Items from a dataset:
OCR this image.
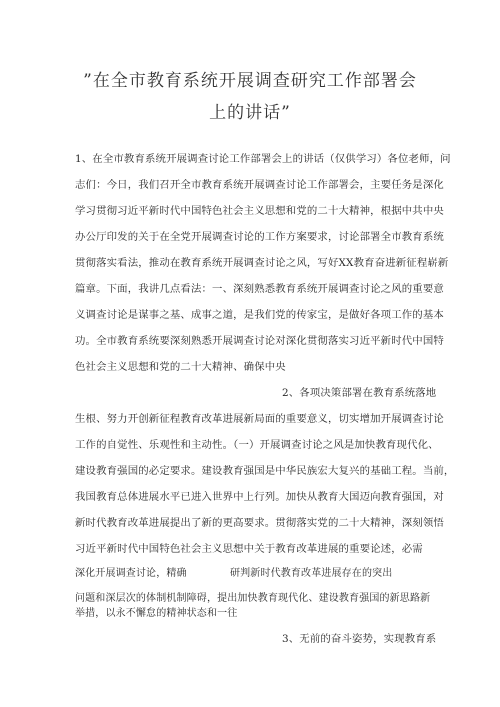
”在全市教育系统开展调查研究工作部署会
上的讲话”
1、在全市教育系统开展调查讨论工作部署会上的讲话（仅供学习）各位老师，问
志们：今日，我们召开全市教育系统开展调查讨论工作部署会，主要任务是深化
学习贯彻习近平新时代中国特色社会主义思想和党的二十大精神，根据中共中央
办公厅印发的关于在全党开展调查讨论的工作方案要求，讨论部署全市教育系统
贯彻落实看法，推动在教育系统开展调查讨论之风，写好XX教育奋进新征程崭新
篇章。下面，我讲几点看法：一、深刻熟悉教育系统开展调查讨论之风的重要意
义调查讨论是谋事之基、成事之道，是我们党的传家宝，是做好各项工作的基本
功。全市教育系统要深刻熟悉开展调查讨论对深化贯彻落实习近平新时代中国特
色社会主义思想和党的二十大精神、确保中央
2、各项决策部署在教育系统落地
生根、努力开创新征程教育改革进展新局面的重要意义，切实增加开展调查讨论
工作的自觉性、乐观性和主动性。（一）开展调查讨论之风是加快教育现代化、
建设教育强国的必定要求。建设教育强国是中华民族宏大复兴的基础工程。当前，
我国教育总体进展水平已进入世界中上行列。加快从教育大国迈向教育强国，对
新时代教育改革进展提出了新的更高要求。贯彻落实党的二十大精神，深刻领悟
习近平新时代中国特色社会主义思想中关于教育改革进展的重要论述，必需
深化开展调查讨论，精确	研判新时代教育改革进展存在的突出
问题和深层次的体制机制障碍，提出加快教育现代化、建设教育强国的新思路新
举措，以永不懈怠的精神状态和一往
3、无前的奋斗姿势，实现教育系
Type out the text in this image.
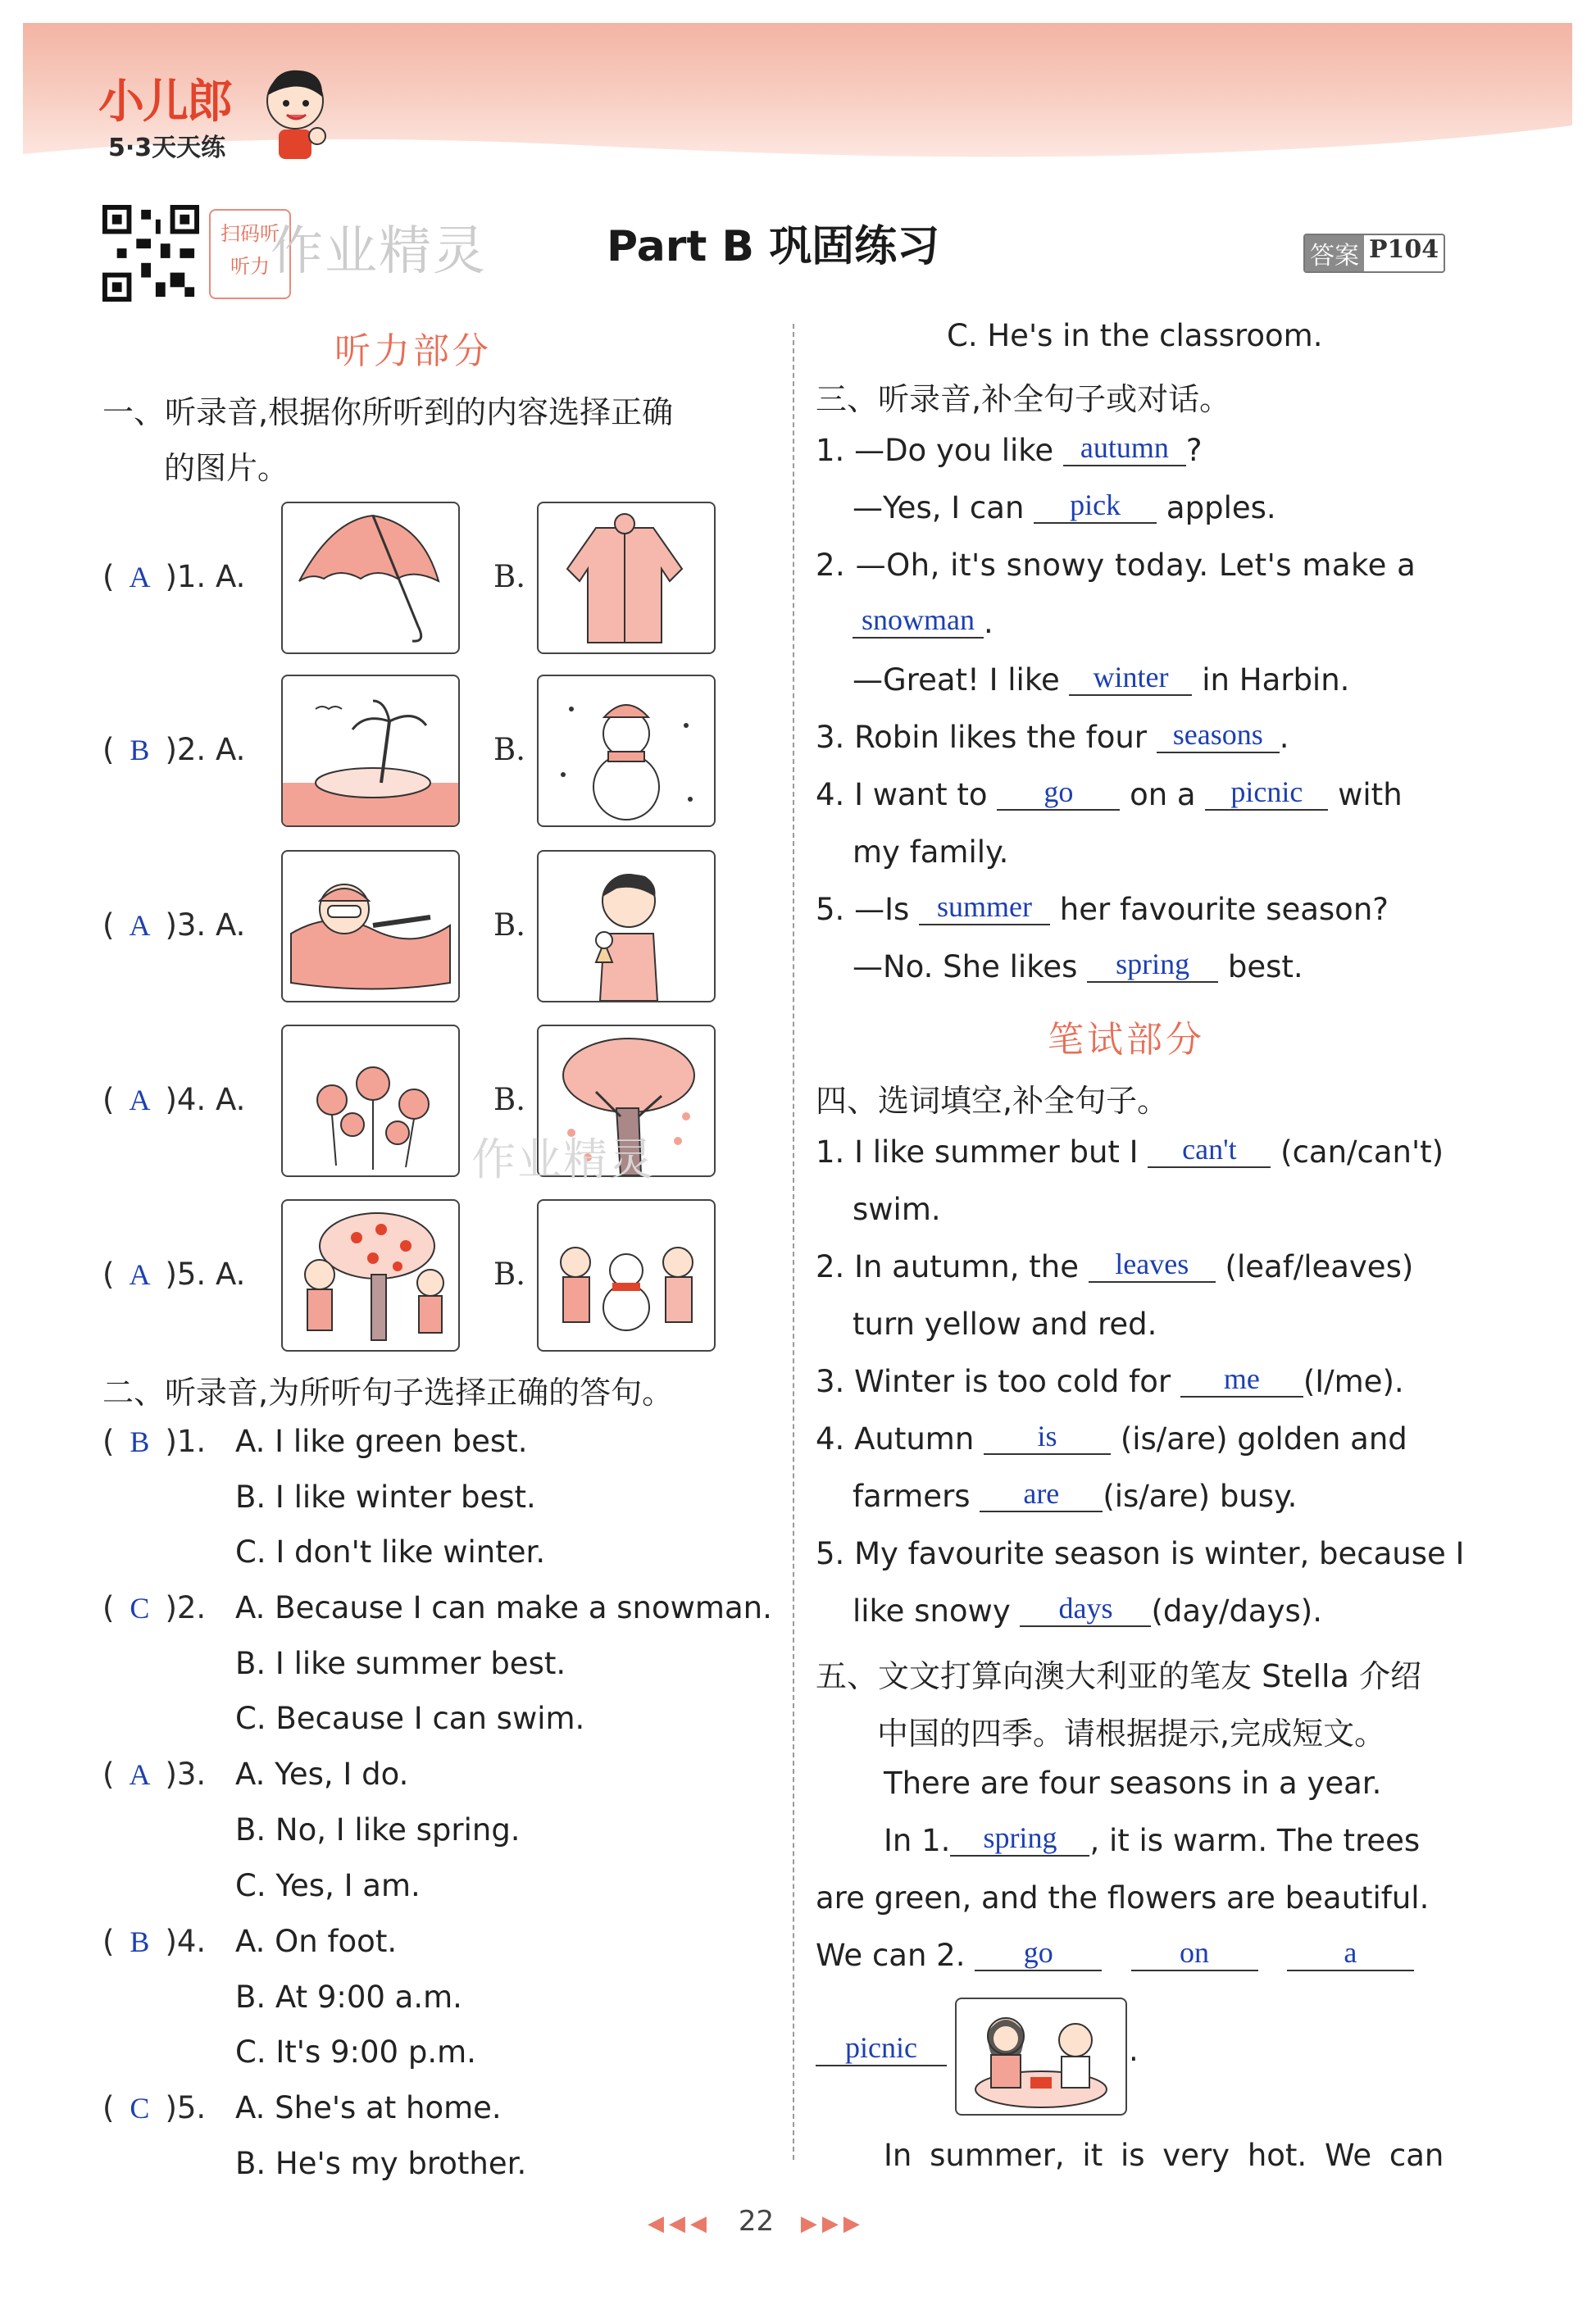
小儿郎
5·3天天练
扫码听听力 作业精灵	Part B 巩固练习	答案 P104
听力部分
一、听录音,根据你所听到的内容选择正确
的图片。
( A )1. A.	B.
( B )2. A.	B.
( A )3. A.	B.
( A )4. A.	B.
作业精灵
( A )5. A.	B.
二、听录音,为所听句子选择正确的答句。
( B )1. A. I like green best.
B. I like winter best.
C. I don't like winter.
( C )2. A. Because I can make a snowman.
B. I like summer best.
C. Because I can swim.
( A )3. A. Yes, I do.
B. No, I like spring.
C. Yes, I am.
( B )4. A. On foot.
B. At 9:00 a.m.
C. It's 9:00 p.m.
( C )5. A. She's at home.
B. He's my brother.
C. He's in the classroom.
三、听录音,补全句子或对话。
1. —Do you like autumn ?
—Yes, I can pick apples.
2. —Oh, it's snowy today. Let's make a
snowman .
—Great! I like winter in Harbin.
3. Robin likes the four seasons .
4. I want to go on a picnic with
my family.
5. —Is summer her favourite season?
—No. She likes spring best.
笔试部分
四、选词填空,补全句子。
1. I like summer but I can't (can/can't)
swim.
2. In autumn, the leaves (leaf/leaves)
turn yellow and red.
3. Winter is too cold for me (I/me).
4. Autumn is (is/are) golden and
farmers are (is/are) busy.
5. My favourite season is winter, because I
like snowy days (day/days).
五、文文打算向澳大利亚的笔友 Stella 介绍
中国的四季。请根据提示,完成短文。
There are four seasons in a year.
In 1. spring , it is warm. The trees
are green, and the flowers are beautiful.
We can 2. go	on	a
picnic	.
In summer, it is very hot. We can
◀◀◀ 22 ▶▶▶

## Instructions for the task
Your task is to gather every line with the word "seasons" and copy it.

## Final result
3. Robin likes the four seasons .
There are four seasons in a year.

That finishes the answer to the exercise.